Bayrou choisit Hollande... mais à moitié

J'avais exposé dans un article de La Croix "l'embarras des choix pour François Bayrou" au second tour de l'élection présidentielle, que l'on pouvait ainsi résumer:

- retourner à droite (tout ça pour ça!) en soutenant Nicolas Sarkozy et en s'alliant avec l'UMP aux élections législatives.

- passer à gauche en soutenant François Hollande et en s'alliant avec le PS aux élections législatives.

- rester au centre en votant blanc et en continuant à être laminé par des élections au scrutin majoritaire à deux tours (à commencer par les législatives) qui éliminent les tiers partis.

 

Finalement, François Bayrou a choisi François Hollande ("Reste le vote pour François Hollande. C'est le choix que je fais") mais à moitié ("je ne donnerai pas de consigne de vote. Chacun de mes amis, chacun de mes électeurs s'exprimera en conscience. Je sais qu'il y aura des expressions différentes. Et je les respecterai. Je veux donc vous dire mon jugement personnel").

Lignes:

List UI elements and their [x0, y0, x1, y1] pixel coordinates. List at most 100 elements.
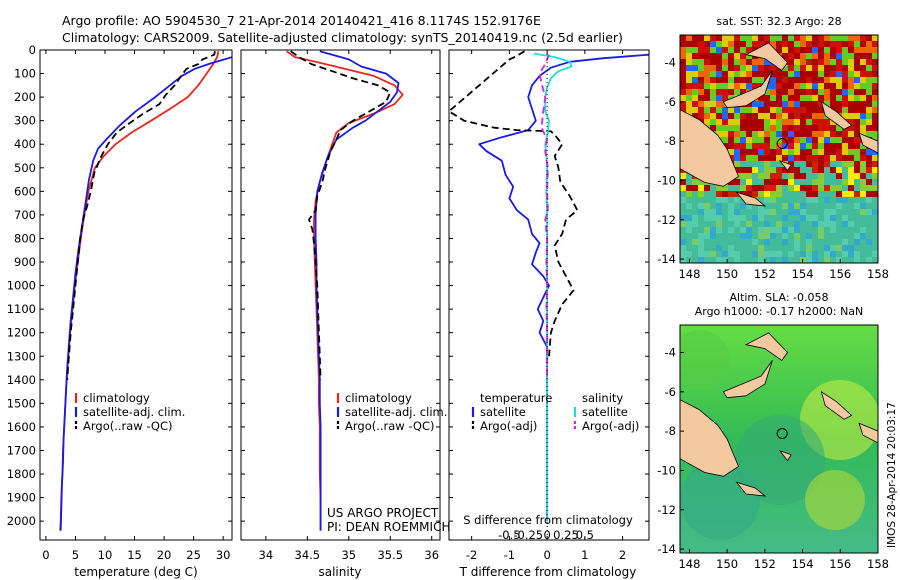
x-tick-label: 2 [619, 548, 626, 562]
imos-stamp: IMOS 28-Apr-2014 20:03:17 [886, 402, 898, 548]
sla-field [680, 330, 878, 540]
x-tick-label: 35 [341, 548, 356, 562]
x-tick-label: -2 [466, 548, 477, 562]
y-tick-label: 200 [14, 90, 36, 104]
y-tick-label: 1100 [7, 302, 36, 316]
difference-xlabel-top: S difference from climatology [463, 513, 633, 527]
y-tick-label: 500 [14, 161, 36, 175]
series-line-climatology [59, 51, 220, 531]
x-top-tick-label: -0.5 [498, 528, 520, 542]
x-tick-label: 15 [127, 548, 142, 562]
difference-legend: temperature salinitysatelliteArgo(-adj)sa… [471, 391, 639, 433]
y-tick-label: 600 [14, 184, 36, 198]
map-x-tick-label: 154 [792, 267, 814, 281]
map-x-tick-label: 150 [716, 557, 738, 571]
x-tick-label: 10 [98, 548, 113, 562]
map-x-tick-label: 152 [754, 267, 776, 281]
x-tick-label: 20 [157, 548, 172, 562]
legend-label: Argo(..raw -QC) [83, 419, 173, 433]
y-tick-label: 2000 [7, 514, 36, 528]
legend-title-salinity: salinity [582, 391, 623, 405]
land-polygon [744, 42, 789, 71]
sla-map-title-line2: Argo h1000: -0.17 h2000: NaN [695, 305, 864, 318]
map-x-tick-label: 148 [678, 267, 700, 281]
temperature-xlabel: temperature (deg C) [74, 565, 197, 579]
land-polygon [820, 390, 853, 420]
map-y-tick-label: -12 [657, 213, 676, 227]
sla-map-panel: Altim. SLA: -0.058 Argo h1000: -0.17 h20… [657, 291, 889, 571]
difference-ticks: -2 -1 0 1 2 -0.5-0.25 0 0.250.5 [449, 49, 649, 562]
temperature-axes-frame [39, 49, 233, 541]
y-tick-label: 1800 [7, 467, 36, 481]
figure-title-line2: Climatology: CARS2009. Satellite-adjuste… [62, 30, 623, 45]
series-line-argo-raw-qc- [66, 51, 216, 380]
land-polygon [858, 132, 878, 154]
sst-map-ticks: 148 150 152 154 156 158 -4 -6 -8 -10 -12 -14 [657, 56, 889, 281]
x-tick-label: -1 [504, 548, 515, 562]
figure-title-line1: Argo profile: AO 5904530_7 21-Apr-2014 2… [62, 13, 541, 28]
y-tick-label: 0 [29, 43, 36, 57]
map-y-tick-label: -8 [665, 134, 676, 148]
legend-title-temperature: temperature [480, 391, 552, 405]
sla-map-ticks: 148 150 152 154 156 158 -4 -6 -8 -10 -12 -14 [657, 346, 889, 571]
y-tick-label: 1300 [7, 349, 36, 363]
map-x-tick-label: 152 [754, 557, 776, 571]
legend-label: satellite [480, 405, 526, 419]
difference-xlabel: T difference from climatology [459, 565, 637, 579]
sla-argo-marker [776, 427, 788, 439]
temperature-panel: 0100200300400500600700800900100011001200… [7, 43, 233, 579]
x-top-tick-label: 0 [543, 528, 550, 542]
land-polygon [778, 159, 792, 172]
series-line-salinity-argo-adj- [538, 54, 550, 380]
map-y-tick-label: -10 [657, 173, 676, 187]
salinity-xlabel: salinity [318, 565, 361, 579]
x-tick-label: 0 [42, 548, 49, 562]
difference-panel: -2 -1 0 1 2 -0.5-0.25 0 0.250.5 S difference fr… [448, 49, 650, 579]
sla-land [680, 332, 878, 497]
map-x-tick-label: 150 [716, 267, 738, 281]
pi-label: PI: DEAN ROEMMICH [327, 520, 450, 534]
sst-map-panel: sat. SST: 32.3 Argo: 28 148 150 152 154 156 1… [657, 15, 889, 281]
legend-label: satellite-adj. clim. [345, 405, 447, 419]
salinity-panel: 34 34.5 35 35.5 36 salinity climatologysatel… [240, 49, 450, 579]
map-y-tick-label: -14 [657, 252, 676, 266]
map-x-tick-label: 148 [678, 557, 700, 571]
map-y-tick-label: -6 [665, 95, 676, 109]
temperature-ticks: 0100200300400500600700800900100011001200… [7, 43, 232, 562]
land-polygon [680, 399, 739, 477]
difference-axes-frame [448, 49, 650, 541]
series-line-climatology [286, 50, 404, 531]
y-tick-label: 100 [14, 67, 36, 81]
series-line-temperature-argo-adj- [449, 50, 579, 357]
y-tick-label: 700 [14, 208, 36, 222]
legend-label: climatology [345, 391, 412, 405]
map-y-tick-label: -8 [665, 424, 676, 438]
legend-label: satellite-adj. clim. [83, 405, 185, 419]
x-tick-label: 1 [581, 548, 588, 562]
map-x-tick-label: 158 [867, 557, 889, 571]
y-tick-label: 400 [14, 137, 36, 151]
map-y-tick-label: -4 [665, 56, 676, 70]
salinity-plot-area [286, 50, 404, 531]
land-polygon [735, 191, 767, 207]
map-y-tick-label: -6 [665, 385, 676, 399]
land-polygon [778, 449, 792, 462]
y-tick-label: 1200 [7, 326, 36, 340]
x-tick-label: 5 [72, 548, 79, 562]
legend-label: Argo(-adj) [582, 419, 639, 433]
series-line-satellite-adj-clim- [59, 56, 232, 531]
x-top-tick-label: 0.5 [576, 528, 594, 542]
x-tick-label: 0 [543, 548, 550, 562]
sst-map-frame [679, 34, 879, 264]
map-x-tick-label: 158 [867, 267, 889, 281]
x-top-tick-label: 0.25 [553, 528, 579, 542]
land-polygon [858, 422, 878, 444]
land-polygon [820, 100, 853, 130]
y-tick-label: 300 [14, 114, 36, 128]
map-y-tick-label: -4 [665, 346, 676, 360]
land-polygon [722, 360, 773, 399]
legend-label: Argo(-adj) [480, 419, 537, 433]
y-tick-label: 1700 [7, 443, 36, 457]
x-tick-label: 25 [186, 548, 201, 562]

Défis:
[1] Résumez en une ou deux phrases le paragraphe du texte sur le choix de François Bayrou qui commence par « Finalement, François Bayrou a choisi », sans perdre ses faits essentiels.
[2] Rédigez la suite du texte sur le choix de François Bayrou, à partir de sa dernière phrase.

Réponses aux exercices:
[1] François Bayrou a annoncé qu'il voterait pour François Hollande, mais sans donner de consigne de vote. Chacun de ses amis et de ses électeurs se prononcera en conscience, il respectera leurs choix différents et ne livre que son jugement personnel.

[2]
J'avais pressenti ce choix en faveur de François Hollande dans une note de ce blog, vu que l'intéressé avait déjà indiqué qu'"entre un candidat auquel il s'oppose sur les valeurs (Nicolas Sarkozy) et un candidat auquel il s'oppose sur le programme (François Hollande), c'est pour lui la première opposition qui l'emporterait".

J'ajoute que cela me semble d'autant plus logique que même sur le programme, on ne peut que constater qu'au-delà des déclarations de campagne (refus d'inscrire la règle d'or budgétaire dans la Constitution française), le candidat de gauche soutient en réalité la règle d'or via l'Union européenne, puisque, même s'il souhaite les compléter, il ne remet pas en cause ce principe fondateur des traités budgétaires européens. Et qu'à partir de là, quelles qu'aient été ses promesses électorales, ce "bébé Delors" restera bien dans les clous de la politique union-européenne de rigueur (tant pis pour Jean-Luc Mélenchon).

 

Ajout 04/05/2012 16h10: lire mon article dans La Croix " François Bayrou se décentre vers la gauche".

Quoi qu'il en soit, nul ne sait, en définitive, si Bayrou restera au centre ou s'il passera à gauche. À partir du moment où il votera pour François Hollande, la cohérence politique consisterait en effet à négocier une participation du MoDem à son éventuelle future majorité. Bref, à passer à gauche en vue des élections législatives.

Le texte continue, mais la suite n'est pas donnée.